» Challenge: Reproduce all of the records exactly.
— START OF Given records —
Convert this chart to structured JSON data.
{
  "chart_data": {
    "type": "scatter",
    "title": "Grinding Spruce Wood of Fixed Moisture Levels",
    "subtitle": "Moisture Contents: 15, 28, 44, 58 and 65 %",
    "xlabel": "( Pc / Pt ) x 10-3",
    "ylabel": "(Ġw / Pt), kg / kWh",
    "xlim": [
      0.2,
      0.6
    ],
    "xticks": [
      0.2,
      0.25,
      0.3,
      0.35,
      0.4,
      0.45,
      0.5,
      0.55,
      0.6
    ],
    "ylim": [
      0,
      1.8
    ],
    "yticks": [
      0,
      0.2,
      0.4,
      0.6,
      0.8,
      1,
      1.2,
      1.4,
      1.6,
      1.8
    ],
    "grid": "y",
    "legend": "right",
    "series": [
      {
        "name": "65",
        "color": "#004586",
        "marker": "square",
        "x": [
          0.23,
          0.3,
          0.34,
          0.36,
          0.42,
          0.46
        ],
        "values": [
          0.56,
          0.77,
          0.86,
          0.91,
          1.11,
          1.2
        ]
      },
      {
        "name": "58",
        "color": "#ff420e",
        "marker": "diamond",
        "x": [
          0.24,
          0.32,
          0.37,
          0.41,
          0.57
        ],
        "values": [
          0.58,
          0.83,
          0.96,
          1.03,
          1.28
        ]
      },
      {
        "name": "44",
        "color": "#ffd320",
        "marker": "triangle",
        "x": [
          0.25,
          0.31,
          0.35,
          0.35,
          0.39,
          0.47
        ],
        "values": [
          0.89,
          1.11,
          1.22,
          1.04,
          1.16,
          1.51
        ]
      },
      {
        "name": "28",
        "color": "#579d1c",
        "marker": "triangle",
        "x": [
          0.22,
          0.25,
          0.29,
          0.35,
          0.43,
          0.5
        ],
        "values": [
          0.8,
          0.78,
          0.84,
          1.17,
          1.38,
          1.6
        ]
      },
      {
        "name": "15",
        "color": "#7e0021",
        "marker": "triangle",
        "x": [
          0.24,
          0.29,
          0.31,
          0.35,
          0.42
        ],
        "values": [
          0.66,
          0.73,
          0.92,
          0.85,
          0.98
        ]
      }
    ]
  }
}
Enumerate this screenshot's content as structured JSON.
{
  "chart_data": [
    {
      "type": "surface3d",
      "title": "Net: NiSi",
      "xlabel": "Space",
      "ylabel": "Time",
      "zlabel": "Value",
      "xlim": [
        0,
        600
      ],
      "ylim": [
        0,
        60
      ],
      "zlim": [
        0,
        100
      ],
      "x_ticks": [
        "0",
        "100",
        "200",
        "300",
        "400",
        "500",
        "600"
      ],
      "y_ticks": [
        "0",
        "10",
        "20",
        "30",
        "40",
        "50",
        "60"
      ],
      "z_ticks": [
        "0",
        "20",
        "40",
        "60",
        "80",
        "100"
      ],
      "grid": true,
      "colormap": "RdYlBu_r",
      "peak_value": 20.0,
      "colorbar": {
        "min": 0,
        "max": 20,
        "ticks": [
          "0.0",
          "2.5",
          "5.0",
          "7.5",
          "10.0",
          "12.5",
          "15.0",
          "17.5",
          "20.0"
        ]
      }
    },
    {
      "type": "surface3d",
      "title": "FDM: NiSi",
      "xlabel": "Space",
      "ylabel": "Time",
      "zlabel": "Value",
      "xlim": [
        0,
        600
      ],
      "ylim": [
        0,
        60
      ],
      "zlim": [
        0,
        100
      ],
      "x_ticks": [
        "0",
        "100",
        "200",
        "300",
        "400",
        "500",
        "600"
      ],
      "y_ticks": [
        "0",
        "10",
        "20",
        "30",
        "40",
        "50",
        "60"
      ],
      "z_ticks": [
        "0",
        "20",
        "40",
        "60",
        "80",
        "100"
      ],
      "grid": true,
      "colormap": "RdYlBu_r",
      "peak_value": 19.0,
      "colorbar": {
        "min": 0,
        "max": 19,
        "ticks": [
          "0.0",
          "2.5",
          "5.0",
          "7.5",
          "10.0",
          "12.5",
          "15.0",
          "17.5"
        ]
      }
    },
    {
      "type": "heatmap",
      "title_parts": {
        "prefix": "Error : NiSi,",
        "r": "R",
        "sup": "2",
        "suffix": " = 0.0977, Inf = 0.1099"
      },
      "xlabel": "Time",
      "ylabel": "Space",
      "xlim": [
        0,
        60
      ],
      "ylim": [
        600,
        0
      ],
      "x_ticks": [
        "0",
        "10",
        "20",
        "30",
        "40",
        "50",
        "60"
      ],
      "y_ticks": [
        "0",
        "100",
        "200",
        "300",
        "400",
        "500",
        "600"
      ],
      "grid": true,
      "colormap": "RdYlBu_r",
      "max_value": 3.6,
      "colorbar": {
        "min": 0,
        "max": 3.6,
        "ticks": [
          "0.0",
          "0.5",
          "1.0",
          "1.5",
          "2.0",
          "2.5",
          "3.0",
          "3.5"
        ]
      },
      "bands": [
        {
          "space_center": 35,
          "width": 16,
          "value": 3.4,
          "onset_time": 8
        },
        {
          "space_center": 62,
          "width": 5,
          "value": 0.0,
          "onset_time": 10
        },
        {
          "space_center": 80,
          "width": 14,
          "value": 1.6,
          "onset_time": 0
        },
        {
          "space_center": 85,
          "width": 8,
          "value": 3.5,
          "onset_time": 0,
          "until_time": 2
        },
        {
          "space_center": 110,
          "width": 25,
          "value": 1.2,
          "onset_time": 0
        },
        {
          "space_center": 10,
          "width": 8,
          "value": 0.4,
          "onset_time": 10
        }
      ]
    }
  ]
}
— END OF Given records —
» Written response:
Convert this chart to structured JSON data.
{
  "chart_data": {
    "type": "scatter",
    "title": "Grinding Spruce Wood of Fixed Moisture Levels",
    "subtitle": "Moisture Contents: 15, 28, 44, 58 and 65 %",
    "xlabel": "( Pc / Pt ) x 10-3",
    "ylabel": "(Ġw / Pt), kg / kWh",
    "xlim": [
      0.2,
      0.6
    ],
    "xticks": [
      0.2,
      0.25,
      0.3,
      0.35,
      0.4,
      0.45,
      0.5,
      0.55,
      0.6
    ],
    "ylim": [
      0,
      1.8
    ],
    "yticks": [
      0,
      0.2,
      0.4,
      0.6,
      0.8,
      1,
      1.2,
      1.4,
      1.6,
      1.8
    ],
    "grid": "y",
    "legend": "right",
    "series": [
      {
        "name": "65",
        "color": "#004586",
        "marker": "square",
        "x": [
          0.23,
          0.3,
          0.34,
          0.36,
          0.42,
          0.46
        ],
        "values": [
          0.56,
          0.77,
          0.86,
          0.91,
          1.11,
          1.2
        ]
      },
      {
        "name": "58",
        "color": "#ff420e",
        "marker": "diamond",
        "x": [
          0.24,
          0.32,
          0.37,
          0.41,
          0.57
        ],
        "values": [
          0.58,
          0.83,
          0.96,
          1.03,
          1.28
        ]
      },
      {
        "name": "44",
        "color": "#ffd320",
        "marker": "triangle",
        "x": [
          0.25,
          0.31,
          0.35,
          0.35,
          0.39,
          0.47
        ],
        "values": [
          0.89,
          1.11,
          1.22,
          1.04,
          1.16,
          1.51
        ]
      },
      {
        "name": "28",
        "color": "#579d1c",
        "marker": "triangle",
        "x": [
          0.22,
          0.25,
          0.29,
          0.35,
          0.43,
          0.5
        ],
        "values": [
          0.8,
          0.78,
          0.84,
          1.17,
          1.38,
          1.6
        ]
      },
      {
        "name": "15",
        "color": "#7e0021",
        "marker": "triangle",
        "x": [
          0.24,
          0.29,
          0.31,
          0.35,
          0.42
        ],
        "values": [
          0.66,
          0.73,
          0.92,
          0.85,
          0.98
        ]
      }
    ]
  }
}
Enumerate this screenshot's content as structured JSON.
{
  "chart_data": [
    {
      "type": "surface3d",
      "title": "Net: NiSi",
      "xlabel": "Space",
      "ylabel": "Time",
      "zlabel": "Value",
      "xlim": [
        0,
        600
      ],
      "ylim": [
        0,
        60
      ],
      "zlim": [
        0,
        100
      ],
      "x_ticks": [
        "0",
        "100",
        "200",
        "300",
        "400",
        "500",
        "600"
      ],
      "y_ticks": [
        "0",
        "10",
        "20",
        "30",
        "40",
        "50",
        "60"
      ],
      "z_ticks": [
        "0",
        "20",
        "40",
        "60",
        "80",
        "100"
      ],
      "grid": true,
      "colormap": "RdYlBu_r",
      "peak_value": 20.0,
      "colorbar": {
        "min": 0,
        "max": 20,
        "ticks": [
          "0.0",
          "2.5",
          "5.0",
          "7.5",
          "10.0",
          "12.5",
          "15.0",
          "17.5",
          "20.0"
        ]
      }
    },
    {
      "type": "surface3d",
      "title": "FDM: NiSi",
      "xlabel": "Space",
      "ylabel": "Time",
      "zlabel": "Value",
      "xlim": [
        0,
        600
      ],
      "ylim": [
        0,
        60
      ],
      "zlim": [
        0,
        100
      ],
      "x_ticks": [
        "0",
        "100",
        "200",
        "300",
        "400",
        "500",
        "600"
      ],
      "y_ticks": [
        "0",
        "10",
        "20",
        "30",
        "40",
        "50",
        "60"
      ],
      "z_ticks": [
        "0",
        "20",
        "40",
        "60",
        "80",
        "100"
      ],
      "grid": true,
      "colormap": "RdYlBu_r",
      "peak_value": 19.0,
      "colorbar": {
        "min": 0,
        "max": 19,
        "ticks": [
          "0.0",
          "2.5",
          "5.0",
          "7.5",
          "10.0",
          "12.5",
          "15.0",
          "17.5"
        ]
      }
    },
    {
      "type": "heatmap",
      "title_parts": {
        "prefix": "Error : NiSi,",
        "r": "R",
        "sup": "2",
        "suffix": " = 0.0977, Inf = 0.1099"
      },
      "xlabel": "Time",
      "ylabel": "Space",
      "xlim": [
        0,
        60
      ],
      "ylim": [
        600,
        0
      ],
      "x_ticks": [
        "0",
        "10",
        "20",
        "30",
        "40",
        "50",
        "60"
      ],
      "y_ticks": [
        "0",
        "100",
        "200",
        "300",
        "400",
        "500",
        "600"
      ],
      "grid": true,
      "colormap": "RdYlBu_r",
      "max_value": 3.6,
      "colorbar": {
        "min": 0,
        "max": 3.6,
        "ticks": [
          "0.0",
          "0.5",
          "1.0",
          "1.5",
          "2.0",
          "2.5",
          "3.0",
          "3.5"
        ]
      },
      "bands": [
        {
          "space_center": 35,
          "width": 16,
          "value": 3.4,
          "onset_time": 8
        },
        {
          "space_center": 62,
          "width": 5,
          "value": 0.0,
          "onset_time": 10
        },
        {
          "space_center": 80,
          "width": 14,
          "value": 1.6,
          "onset_time": 0
        },
        {
          "space_center": 85,
          "width": 8,
          "value": 3.5,
          "onset_time": 0,
          "until_time": 2
        },
        {
          "space_center": 110,
          "width": 25,
          "value": 1.2,
          "onset_time": 0
        },
        {
          "space_center": 10,
          "width": 8,
          "value": 0.4,
          "onset_time": 10
        }
      ]
    }
  ]
}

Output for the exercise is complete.